| Complete the following |
A. In the article on enterprise computing and open source software, copy word for word the stretch that opens at "Enterprises, whatever they" and ends after "using free software?".
B. Pick up the article on enterprise computing and Linux right after its last sentence and keep writing it.

Somewhere, a long time ago, someone in a marketing department decided that, from that moment on, there would be no more very large companies. Nor would there be very powerful computer systems running large-scale, complex programs. From now on, there would only be enterprises, enterprise systems, and enterprise software. (Perhaps this was the same person who decreed that software companies would sell "solutions" instead of programs.)
Enterprises, whatever they are, spend a lot of money and, like all organizations that spend a lot of money, they are run by people who would spend less money if they could find a way to do so wisely. Since open source software is often free, people ask, should enterprises use open source software? After all, if you and I can save a few bucks running, say, Linux and Open Office instead of Windows and Microsoft Office, wouldn't a very, very big company save a very, very large amount of money by using free software?
It is natural to wonder, why enterprises (whatever they are) continue to spend large amounts of money on expensive mainframes computers, commercial software, systems programmers, applications programmers, and support personnel. Wouldn't it make more sense to use free software running on networks of inexpensive PCs, and let the legions of volunteer open-source programmers around the world do most of the work? How do we make sense of it all?
I'm going to divide our discussion into two parts. In this article, I will lay the groundwork by discussing the questions: What is an enterprise? What is open source software? and What is Linux? I will then explain what makes enterprise computing so unique, and why mainframe computers are so important in such environments.
In the second article, I will use these basic concepts to discuss the question: What role does Linux and open source software have to play in enterprise computing?
Note: This article was written for Technical Support magazine, a publication of the Network and Systems Professionals Association (NaSPA).
The traditional meaning of an enterprise is any company organized for commercial purposes. In that sense, GM, Bank of America and Wal-Mart are all enterprises, as are the Snappy Service Delicatessen, Yvette's French Maids, and Bob & Dave's Barbershop ("Two Chairs, No Waiting"). However, in the IT (Information Technology) world, the term "enterprise" has a different meaning, and the meaning, unfortunately, is often fuzzy. In an attempt to unfuzz an important term, let me offer the following definition.
An enterprise is any organization — commercial or not — that has the following four characteristics:
Size and location: An enterprise is a very large organization, often widely distributed with hundreds to tens of thousands of locations.
Management: An enterprise is organized into divisions or departments, and managed by a large hierarchy, not by a single person or group of people. The hierarchy provides for the short-term and long-term needs of the enterprise, thereby ensuring the continued existence of the organization. With respect to computing, the IT needs of an enterprise are so complex as to be beyond the total understanding of any single person. Thus, they must be managed by a sophisticated combination of human workers and automated systems.

| Material provided |
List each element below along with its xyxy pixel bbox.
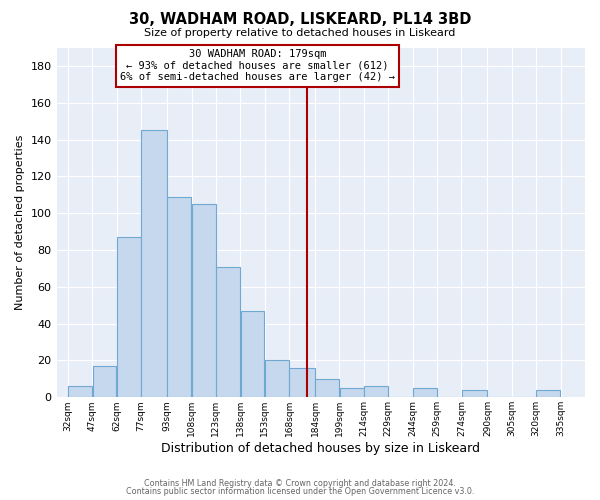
Bar xyxy=(316,379,339,398)
Bar xyxy=(536,390,560,398)
Bar xyxy=(216,266,240,398)
Bar xyxy=(265,360,289,398)
Text: Size of property relative to detached houses in Liskeard: Size of property relative to detached ho… xyxy=(145,28,455,38)
Bar xyxy=(289,368,315,398)
Bar xyxy=(92,366,116,398)
Bar xyxy=(192,204,215,398)
Text: Contains HM Land Registry data © Crown copyright and database right 2024.: Contains HM Land Registry data © Crown c… xyxy=(144,478,456,488)
Bar xyxy=(142,130,167,398)
Text: 30 WADHAM ROAD: 179sqm
← 93% of detached houses are smaller (612)
6% of semi-det: 30 WADHAM ROAD: 179sqm ← 93% of detached… xyxy=(120,49,395,82)
Bar xyxy=(167,196,191,398)
Y-axis label: Number of detached properties: Number of detached properties xyxy=(15,134,25,310)
Bar xyxy=(117,237,141,398)
Bar xyxy=(68,386,92,398)
Text: Contains public sector information licensed under the Open Government Licence v3: Contains public sector information licen… xyxy=(126,487,474,496)
Bar xyxy=(364,386,388,398)
Bar xyxy=(340,388,364,398)
X-axis label: Distribution of detached houses by size in Liskeard: Distribution of detached houses by size … xyxy=(161,442,480,455)
Bar xyxy=(241,311,265,398)
Bar xyxy=(413,388,437,398)
Bar xyxy=(461,390,487,398)
Text: 30, WADHAM ROAD, LISKEARD, PL14 3BD: 30, WADHAM ROAD, LISKEARD, PL14 3BD xyxy=(129,12,471,28)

| Exercise results |
A.
Enterprises, whatever they are, spend a lot of money and, like all organizations that spend a lot of money, they are run by people who would spend less money if they could find a way to do so wisely. Since open source software is often free, people ask, should enterprises use open source software? After all, if you and I can save a few bucks running, say, Linux and Open Office instead of Windows and Microsoft Office, wouldn't a very, very big company save a very, very large amount of money by using free software?

B.
Software: All businesses require the software necessary to administer an organization: accounting, payroll, email, office tools, Web services, backups, and so on. However, an enterprise requires more. First, the administrative software must operate on a very large scale. Second, there are needs that are unique to extremely large organizations. For example, there must be software to support the processing of massive amounts of data (often terabytes per day), data warehousing, data mining, highly distributed transaction processing, wide-area networking, and IT management, as well as data distribution to customers, suppliers, employees, the media, and the general public.
Hardware: An enterprise requires large, complicated, inter-connected computing systems that will not fail, degrade or interfere with one another. Because of the enormous expense, such systems must be designed and managed to run efficiently. Moreover, they must be upgraded on a regular basis.
Having defined an enterprise in this way, we can see that any sufficiently large organization qualifies: not only companies, but governments, universities, and large social organizations. (What do GM, Bank of America, Wal-Mart, UCLA, the Vatican, the Red Cross, and the Mormon Church all have in common?)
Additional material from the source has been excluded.